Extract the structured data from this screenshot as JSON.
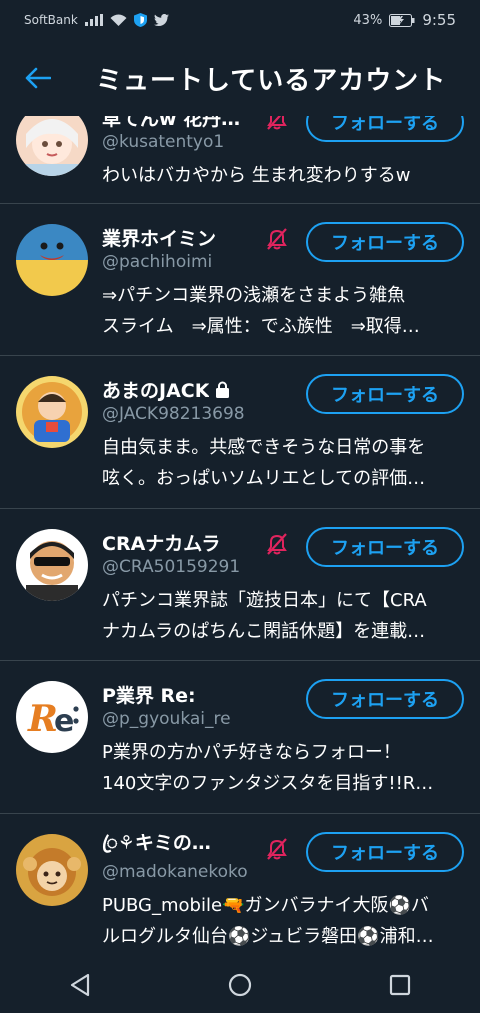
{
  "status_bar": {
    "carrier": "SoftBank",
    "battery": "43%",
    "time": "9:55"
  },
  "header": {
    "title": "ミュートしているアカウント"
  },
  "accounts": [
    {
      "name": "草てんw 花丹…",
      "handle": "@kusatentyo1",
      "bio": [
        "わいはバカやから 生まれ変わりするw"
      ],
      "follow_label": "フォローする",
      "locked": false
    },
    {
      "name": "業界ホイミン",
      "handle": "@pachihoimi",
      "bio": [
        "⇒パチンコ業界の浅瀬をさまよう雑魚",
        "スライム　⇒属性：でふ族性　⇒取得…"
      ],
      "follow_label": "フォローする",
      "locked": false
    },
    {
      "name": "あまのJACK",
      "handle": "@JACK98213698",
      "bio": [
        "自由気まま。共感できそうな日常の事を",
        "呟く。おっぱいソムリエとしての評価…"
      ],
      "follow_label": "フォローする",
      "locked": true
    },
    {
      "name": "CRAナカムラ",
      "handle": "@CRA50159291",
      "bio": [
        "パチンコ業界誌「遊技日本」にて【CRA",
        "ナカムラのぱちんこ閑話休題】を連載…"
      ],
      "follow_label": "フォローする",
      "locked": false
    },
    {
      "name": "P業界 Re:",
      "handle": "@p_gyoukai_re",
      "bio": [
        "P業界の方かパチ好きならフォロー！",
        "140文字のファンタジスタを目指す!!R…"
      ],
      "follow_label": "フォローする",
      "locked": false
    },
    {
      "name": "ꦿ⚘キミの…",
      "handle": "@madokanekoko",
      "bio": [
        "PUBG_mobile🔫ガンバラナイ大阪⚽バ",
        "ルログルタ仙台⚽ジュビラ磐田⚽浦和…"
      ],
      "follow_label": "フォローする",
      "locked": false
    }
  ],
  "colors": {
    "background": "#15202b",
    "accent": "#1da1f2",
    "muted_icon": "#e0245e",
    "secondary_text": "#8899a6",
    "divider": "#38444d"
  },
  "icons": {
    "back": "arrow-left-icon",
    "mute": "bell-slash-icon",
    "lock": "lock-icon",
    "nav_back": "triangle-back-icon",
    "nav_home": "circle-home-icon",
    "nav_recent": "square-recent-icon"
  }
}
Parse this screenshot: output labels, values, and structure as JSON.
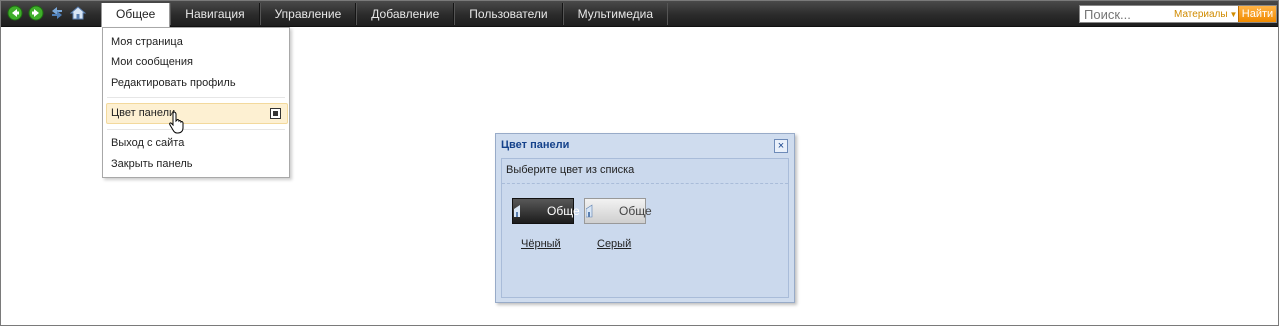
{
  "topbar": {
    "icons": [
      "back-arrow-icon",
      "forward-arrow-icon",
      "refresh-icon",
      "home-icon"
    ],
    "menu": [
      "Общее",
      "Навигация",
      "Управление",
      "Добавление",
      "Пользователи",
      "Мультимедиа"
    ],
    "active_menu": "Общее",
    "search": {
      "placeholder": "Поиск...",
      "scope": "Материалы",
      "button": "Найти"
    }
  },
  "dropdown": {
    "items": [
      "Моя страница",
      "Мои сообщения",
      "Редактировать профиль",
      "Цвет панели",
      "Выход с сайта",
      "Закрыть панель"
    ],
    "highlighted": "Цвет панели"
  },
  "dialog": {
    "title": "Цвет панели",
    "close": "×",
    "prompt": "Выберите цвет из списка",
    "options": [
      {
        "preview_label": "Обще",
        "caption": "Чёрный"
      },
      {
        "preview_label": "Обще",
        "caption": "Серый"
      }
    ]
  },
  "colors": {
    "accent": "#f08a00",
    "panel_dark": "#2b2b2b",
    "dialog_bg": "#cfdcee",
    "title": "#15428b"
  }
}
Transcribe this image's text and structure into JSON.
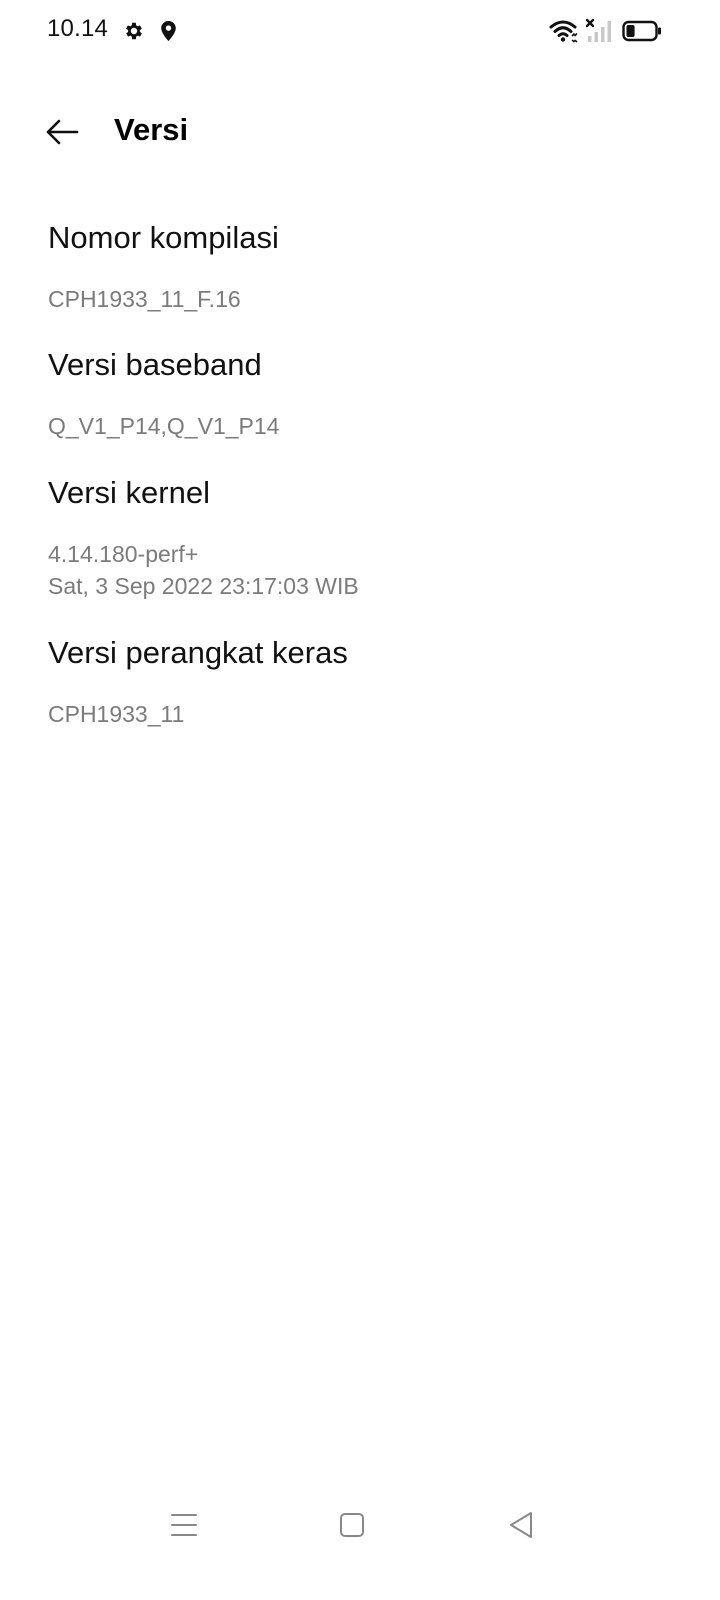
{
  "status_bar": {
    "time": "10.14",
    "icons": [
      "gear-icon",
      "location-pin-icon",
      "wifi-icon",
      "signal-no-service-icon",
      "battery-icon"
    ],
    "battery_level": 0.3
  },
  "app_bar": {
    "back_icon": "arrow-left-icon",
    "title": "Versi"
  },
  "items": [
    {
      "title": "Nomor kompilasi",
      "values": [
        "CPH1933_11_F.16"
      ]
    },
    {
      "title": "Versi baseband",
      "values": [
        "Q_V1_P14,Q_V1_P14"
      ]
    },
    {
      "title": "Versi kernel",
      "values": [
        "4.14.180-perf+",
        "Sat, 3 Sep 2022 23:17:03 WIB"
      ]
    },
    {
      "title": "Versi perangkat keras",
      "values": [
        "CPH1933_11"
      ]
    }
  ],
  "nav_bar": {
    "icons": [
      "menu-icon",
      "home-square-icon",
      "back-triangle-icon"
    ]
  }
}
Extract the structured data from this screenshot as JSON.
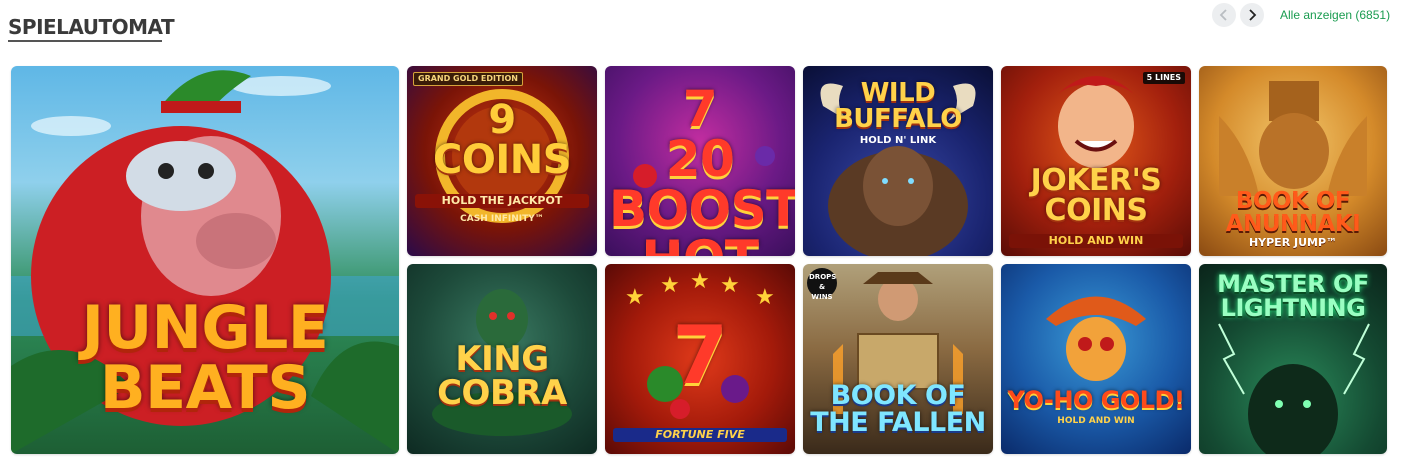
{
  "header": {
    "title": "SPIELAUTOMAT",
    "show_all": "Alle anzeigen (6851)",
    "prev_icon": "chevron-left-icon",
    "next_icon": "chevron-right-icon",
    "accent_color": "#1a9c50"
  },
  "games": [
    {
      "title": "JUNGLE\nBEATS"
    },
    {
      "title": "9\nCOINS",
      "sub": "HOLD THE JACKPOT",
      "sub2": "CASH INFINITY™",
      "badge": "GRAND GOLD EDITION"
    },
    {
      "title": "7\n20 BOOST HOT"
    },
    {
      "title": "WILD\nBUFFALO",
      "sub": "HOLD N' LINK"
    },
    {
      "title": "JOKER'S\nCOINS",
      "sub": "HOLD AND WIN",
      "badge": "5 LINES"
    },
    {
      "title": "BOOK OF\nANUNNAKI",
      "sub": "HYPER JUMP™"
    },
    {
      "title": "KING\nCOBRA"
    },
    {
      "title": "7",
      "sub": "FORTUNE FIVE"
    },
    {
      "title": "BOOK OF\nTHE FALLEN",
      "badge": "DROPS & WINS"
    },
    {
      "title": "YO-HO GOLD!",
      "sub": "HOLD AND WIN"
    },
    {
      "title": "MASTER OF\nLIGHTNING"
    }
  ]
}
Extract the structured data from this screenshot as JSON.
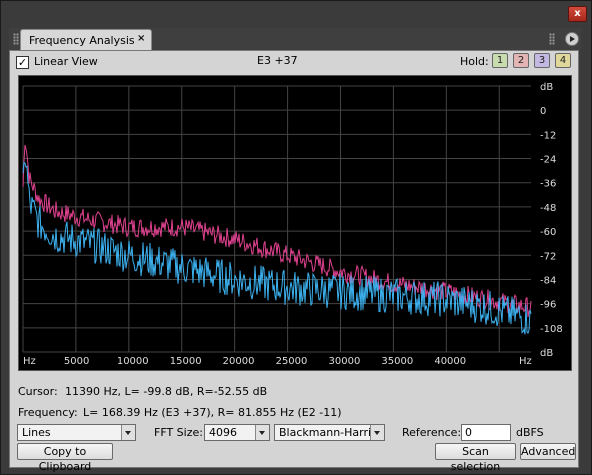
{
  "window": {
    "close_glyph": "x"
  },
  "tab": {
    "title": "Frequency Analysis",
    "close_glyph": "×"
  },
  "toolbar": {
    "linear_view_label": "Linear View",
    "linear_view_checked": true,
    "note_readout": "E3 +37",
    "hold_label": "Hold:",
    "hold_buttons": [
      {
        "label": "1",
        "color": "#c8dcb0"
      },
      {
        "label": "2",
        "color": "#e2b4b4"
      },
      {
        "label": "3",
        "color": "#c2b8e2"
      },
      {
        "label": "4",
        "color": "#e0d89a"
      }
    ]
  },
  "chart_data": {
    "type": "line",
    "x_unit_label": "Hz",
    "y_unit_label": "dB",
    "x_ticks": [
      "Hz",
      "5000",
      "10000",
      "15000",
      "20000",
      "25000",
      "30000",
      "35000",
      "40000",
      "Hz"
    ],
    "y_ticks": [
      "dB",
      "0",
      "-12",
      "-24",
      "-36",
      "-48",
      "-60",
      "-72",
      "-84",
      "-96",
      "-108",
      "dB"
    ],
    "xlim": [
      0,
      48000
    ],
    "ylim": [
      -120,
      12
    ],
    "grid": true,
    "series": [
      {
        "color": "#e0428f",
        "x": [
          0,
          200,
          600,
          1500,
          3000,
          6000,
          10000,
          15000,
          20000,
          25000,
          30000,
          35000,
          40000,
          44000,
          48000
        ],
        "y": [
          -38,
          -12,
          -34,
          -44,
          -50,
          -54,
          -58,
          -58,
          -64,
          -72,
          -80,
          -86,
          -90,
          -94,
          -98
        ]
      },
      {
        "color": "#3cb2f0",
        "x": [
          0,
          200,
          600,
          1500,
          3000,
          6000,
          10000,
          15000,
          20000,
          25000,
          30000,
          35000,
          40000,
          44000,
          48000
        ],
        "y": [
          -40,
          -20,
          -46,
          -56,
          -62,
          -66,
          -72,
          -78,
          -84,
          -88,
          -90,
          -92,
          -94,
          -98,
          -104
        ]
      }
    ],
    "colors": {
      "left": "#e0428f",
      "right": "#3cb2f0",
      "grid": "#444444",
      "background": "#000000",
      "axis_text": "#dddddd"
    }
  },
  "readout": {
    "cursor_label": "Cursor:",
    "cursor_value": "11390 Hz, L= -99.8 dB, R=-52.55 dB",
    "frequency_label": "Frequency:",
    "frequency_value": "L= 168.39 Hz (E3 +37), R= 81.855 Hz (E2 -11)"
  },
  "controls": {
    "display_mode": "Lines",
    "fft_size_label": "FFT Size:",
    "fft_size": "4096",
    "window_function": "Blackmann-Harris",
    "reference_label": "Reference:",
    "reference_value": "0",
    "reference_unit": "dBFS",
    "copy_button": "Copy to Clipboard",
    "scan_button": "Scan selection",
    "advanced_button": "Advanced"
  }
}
########################################
* INSTRUCTIONS TO FOLLOW
Search the lines for "BOOK". Copy each line that has it.

* THE REPLY
      "title": "BOOK OF\nANUNNAKI",
      "title": "BOOK OF\nTHE FALLEN",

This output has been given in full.